Requirements = Repeat all of the material exactly as given.

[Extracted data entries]
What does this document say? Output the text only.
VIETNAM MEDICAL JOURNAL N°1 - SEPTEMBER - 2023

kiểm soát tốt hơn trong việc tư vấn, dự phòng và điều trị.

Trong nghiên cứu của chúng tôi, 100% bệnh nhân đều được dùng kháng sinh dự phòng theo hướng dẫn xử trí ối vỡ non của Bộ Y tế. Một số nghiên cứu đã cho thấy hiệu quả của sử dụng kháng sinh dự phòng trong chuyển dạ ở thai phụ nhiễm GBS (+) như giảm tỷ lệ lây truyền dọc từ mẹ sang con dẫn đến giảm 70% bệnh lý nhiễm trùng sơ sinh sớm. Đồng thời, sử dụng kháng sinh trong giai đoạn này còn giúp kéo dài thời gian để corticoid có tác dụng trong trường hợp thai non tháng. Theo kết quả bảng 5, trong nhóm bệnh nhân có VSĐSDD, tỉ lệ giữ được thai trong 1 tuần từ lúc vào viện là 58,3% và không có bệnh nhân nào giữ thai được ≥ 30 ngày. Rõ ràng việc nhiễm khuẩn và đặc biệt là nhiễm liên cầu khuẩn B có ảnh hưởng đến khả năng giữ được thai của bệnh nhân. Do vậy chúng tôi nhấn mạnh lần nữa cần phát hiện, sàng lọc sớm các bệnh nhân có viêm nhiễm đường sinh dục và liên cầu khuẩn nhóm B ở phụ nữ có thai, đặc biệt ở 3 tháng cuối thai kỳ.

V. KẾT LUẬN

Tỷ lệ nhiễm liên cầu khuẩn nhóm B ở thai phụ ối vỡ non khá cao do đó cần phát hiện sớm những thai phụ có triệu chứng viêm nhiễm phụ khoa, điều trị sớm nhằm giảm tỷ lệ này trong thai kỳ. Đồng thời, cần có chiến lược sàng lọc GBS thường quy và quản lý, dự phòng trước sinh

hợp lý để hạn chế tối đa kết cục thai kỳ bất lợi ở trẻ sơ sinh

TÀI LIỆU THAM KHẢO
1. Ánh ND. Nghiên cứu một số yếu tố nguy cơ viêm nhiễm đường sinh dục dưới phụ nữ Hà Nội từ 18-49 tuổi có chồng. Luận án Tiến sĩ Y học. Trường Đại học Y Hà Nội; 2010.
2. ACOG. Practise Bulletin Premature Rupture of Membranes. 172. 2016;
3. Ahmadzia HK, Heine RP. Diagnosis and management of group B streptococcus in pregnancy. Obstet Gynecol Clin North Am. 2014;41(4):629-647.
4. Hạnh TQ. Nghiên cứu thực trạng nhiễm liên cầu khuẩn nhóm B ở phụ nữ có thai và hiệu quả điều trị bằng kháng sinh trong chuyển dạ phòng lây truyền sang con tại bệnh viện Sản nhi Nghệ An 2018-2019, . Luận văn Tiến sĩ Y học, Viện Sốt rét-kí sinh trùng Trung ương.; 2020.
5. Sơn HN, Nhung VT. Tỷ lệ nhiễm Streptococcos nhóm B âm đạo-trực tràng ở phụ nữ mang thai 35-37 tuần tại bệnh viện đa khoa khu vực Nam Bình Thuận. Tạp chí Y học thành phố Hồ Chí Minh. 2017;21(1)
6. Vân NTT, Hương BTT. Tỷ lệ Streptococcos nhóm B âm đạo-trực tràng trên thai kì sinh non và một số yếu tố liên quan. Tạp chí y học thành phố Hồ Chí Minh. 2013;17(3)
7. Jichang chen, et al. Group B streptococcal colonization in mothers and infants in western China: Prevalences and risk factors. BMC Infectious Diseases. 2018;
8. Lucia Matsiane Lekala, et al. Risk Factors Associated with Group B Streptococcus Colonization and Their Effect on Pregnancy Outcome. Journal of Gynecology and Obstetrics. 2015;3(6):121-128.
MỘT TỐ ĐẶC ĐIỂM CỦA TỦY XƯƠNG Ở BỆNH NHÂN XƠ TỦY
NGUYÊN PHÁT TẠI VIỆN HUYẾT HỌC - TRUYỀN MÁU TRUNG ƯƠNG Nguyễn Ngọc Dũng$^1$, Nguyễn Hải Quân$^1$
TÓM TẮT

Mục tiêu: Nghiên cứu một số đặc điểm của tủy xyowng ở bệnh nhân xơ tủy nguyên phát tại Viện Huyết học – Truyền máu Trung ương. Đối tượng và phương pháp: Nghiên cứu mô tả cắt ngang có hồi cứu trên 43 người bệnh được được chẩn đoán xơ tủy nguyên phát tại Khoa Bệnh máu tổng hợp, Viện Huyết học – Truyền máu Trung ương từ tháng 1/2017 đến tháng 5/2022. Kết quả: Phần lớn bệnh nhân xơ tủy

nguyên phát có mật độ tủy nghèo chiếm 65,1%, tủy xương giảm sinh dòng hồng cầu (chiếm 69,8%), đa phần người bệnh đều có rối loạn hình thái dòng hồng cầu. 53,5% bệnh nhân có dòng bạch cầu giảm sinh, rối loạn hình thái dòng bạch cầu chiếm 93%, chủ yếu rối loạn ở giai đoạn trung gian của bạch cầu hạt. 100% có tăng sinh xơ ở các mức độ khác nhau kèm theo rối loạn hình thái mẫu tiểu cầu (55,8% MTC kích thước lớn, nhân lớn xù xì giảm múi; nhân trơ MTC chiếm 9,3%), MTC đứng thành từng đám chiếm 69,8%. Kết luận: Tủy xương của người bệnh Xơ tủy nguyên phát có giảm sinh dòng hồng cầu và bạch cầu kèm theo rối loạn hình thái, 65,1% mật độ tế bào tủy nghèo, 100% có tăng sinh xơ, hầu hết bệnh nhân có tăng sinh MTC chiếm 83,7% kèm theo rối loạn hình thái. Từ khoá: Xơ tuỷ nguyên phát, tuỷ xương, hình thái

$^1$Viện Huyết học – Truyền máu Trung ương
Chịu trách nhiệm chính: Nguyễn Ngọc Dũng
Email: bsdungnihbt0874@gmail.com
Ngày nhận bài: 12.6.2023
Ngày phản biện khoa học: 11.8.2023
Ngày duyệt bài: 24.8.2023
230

Exercise result =
What does this document say? Output the text only.
VIETNAM MEDICAL JOURNAL N°1 - SEPTEMBER - 2023

kiểm soát tốt hơn trong việc tư vấn, dự phòng và điều trị.

Trong nghiên cứu của chúng tôi, 100% bệnh nhân đều được dùng kháng sinh dự phòng theo hướng dẫn xử trí ối vỡ non của Bộ Y tế. Một số nghiên cứu đã cho thấy hiệu quả của sử dụng kháng sinh dự phòng trong chuyển dạ ở thai phụ nhiễm GBS (+) như giảm tỷ lệ lây truyền dọc từ mẹ sang con dẫn đến giảm 70% bệnh lý nhiễm trùng sơ sinh sớm. Đồng thời, sử dụng kháng sinh trong giai đoạn này còn giúp kéo dài thời gian để corticoid có tác dụng trong trường hợp thai non tháng. Theo kết quả bảng 5, trong nhóm bệnh nhân có VSĐSDD, tỉ lệ giữ được thai trong 1 tuần từ lúc vào viện là 58,3% và không có bệnh nhân nào giữ thai được ≥ 30 ngày. Rõ ràng việc nhiễm khuẩn và đặc biệt là nhiễm liên cầu khuẩn B có ảnh hưởng đến khả năng giữ được thai của bệnh nhân. Do vậy chúng tôi nhấn mạnh lần nữa cần phát hiện, sàng lọc sớm các bệnh nhân có viêm nhiễm đường sinh dục và liên cầu khuẩn nhóm B ở phụ nữ có thai, đặc biệt ở 3 tháng cuối thai kỳ.

V. KẾT LUẬN

Tỷ lệ nhiễm liên cầu khuẩn nhóm B ở thai phụ ối vỡ non khá cao do đó cần phát hiện sớm những thai phụ có triệu chứng viêm nhiễm phụ khoa, điều trị sớm nhằm giảm tỷ lệ này trong thai kỳ. Đồng thời, cần có chiến lược sàng lọc GBS thường quy và quản lý, dự phòng trước sinh

hợp lý để hạn chế tối đa kết cục thai kỳ bất lợi ở trẻ sơ sinh

TÀI LIỆU THAM KHẢO
1. Ánh ND. Nghiên cứu một số yếu tố nguy cơ viêm nhiễm đường sinh dục dưới phụ nữ Hà Nội từ 18-49 tuổi có chồng. Luận án Tiến sĩ Y học. Trường Đại học Y Hà Nội; 2010.
2. ACOG. Practise Bulletin Premature Rupture of Membranes. 172. 2016;
3. Ahmadzia HK, Heine RP. Diagnosis and management of group B streptococcus in pregnancy. Obstet Gynecol Clin North Am. 2014;41(4):629-647.
4. Hạnh TQ. Nghiên cứu thực trạng nhiễm liên cầu khuẩn nhóm B ở phụ nữ có thai và hiệu quả điều trị bằng kháng sinh trong chuyển dạ phòng lây truyền sang con tại bệnh viện Sản nhi Nghệ An 2018-2019, . Luận văn Tiến sĩ Y học, Viện Sốt rét-kí sinh trùng Trung ương.; 2020.
5. Sơn HN, Nhung VT. Tỷ lệ nhiễm Streptococcos nhóm B âm đạo-trực tràng ở phụ nữ mang thai 35-37 tuần tại bệnh viện đa khoa khu vực Nam Bình Thuận. Tạp chí Y học thành phố Hồ Chí Minh. 2017;21(1)
6. Vân NTT, Hương BTT. Tỷ lệ Streptococcos nhóm B âm đạo-trực tràng trên thai kì sinh non và một số yếu tố liên quan. Tạp chí y học thành phố Hồ Chí Minh. 2013;17(3)
7. Jichang chen, et al. Group B streptococcal colonization in mothers and infants in western China: Prevalences and risk factors. BMC Infectious Diseases. 2018;
8. Lucia Matsiane Lekala, et al. Risk Factors Associated with Group B Streptococcus Colonization and Their Effect on Pregnancy Outcome. Journal of Gynecology and Obstetrics. 2015;3(6):121-128.
MỘT TỐ ĐẶC ĐIỂM CỦA TỦY XƯƠNG Ở BỆNH NHÂN XƠ TỦY
NGUYÊN PHÁT TẠI VIỆN HUYẾT HỌC - TRUYỀN MÁU TRUNG ƯƠNG Nguyễn Ngọc Dũng$^1$, Nguyễn Hải Quân$^1$
TÓM TẮT

Mục tiêu: Nghiên cứu một số đặc điểm của tủy xyowng ở bệnh nhân xơ tủy nguyên phát tại Viện Huyết học – Truyền máu Trung ương. Đối tượng và phương pháp: Nghiên cứu mô tả cắt ngang có hồi cứu trên 43 người bệnh được được chẩn đoán xơ tủy nguyên phát tại Khoa Bệnh máu tổng hợp, Viện Huyết học – Truyền máu Trung ương từ tháng 1/2017 đến tháng 5/2022. Kết quả: Phần lớn bệnh nhân xơ tủy

nguyên phát có mật độ tủy nghèo chiếm 65,1%, tủy xương giảm sinh dòng hồng cầu (chiếm 69,8%), đa phần người bệnh đều có rối loạn hình thái dòng hồng cầu. 53,5% bệnh nhân có dòng bạch cầu giảm sinh, rối loạn hình thái dòng bạch cầu chiếm 93%, chủ yếu rối loạn ở giai đoạn trung gian của bạch cầu hạt. 100% có tăng sinh xơ ở các mức độ khác nhau kèm theo rối loạn hình thái mẫu tiểu cầu (55,8% MTC kích thước lớn, nhân lớn xù xì giảm múi; nhân trơ MTC chiếm 9,3%), MTC đứng thành từng đám chiếm 69,8%. Kết luận: Tủy xương của người bệnh Xơ tủy nguyên phát có giảm sinh dòng hồng cầu và bạch cầu kèm theo rối loạn hình thái, 65,1% mật độ tế bào tủy nghèo, 100% có tăng sinh xơ, hầu hết bệnh nhân có tăng sinh MTC chiếm 83,7% kèm theo rối loạn hình thái. Từ khoá: Xơ tuỷ nguyên phát, tuỷ xương, hình thái

$^1$Viện Huyết học – Truyền máu Trung ương
Chịu trách nhiệm chính: Nguyễn Ngọc Dũng
Email: bsdungnihbt0874@gmail.com
Ngày nhận bài: 12.6.2023
Ngày phản biện khoa học: 11.8.2023
Ngày duyệt bài: 24.8.2023
230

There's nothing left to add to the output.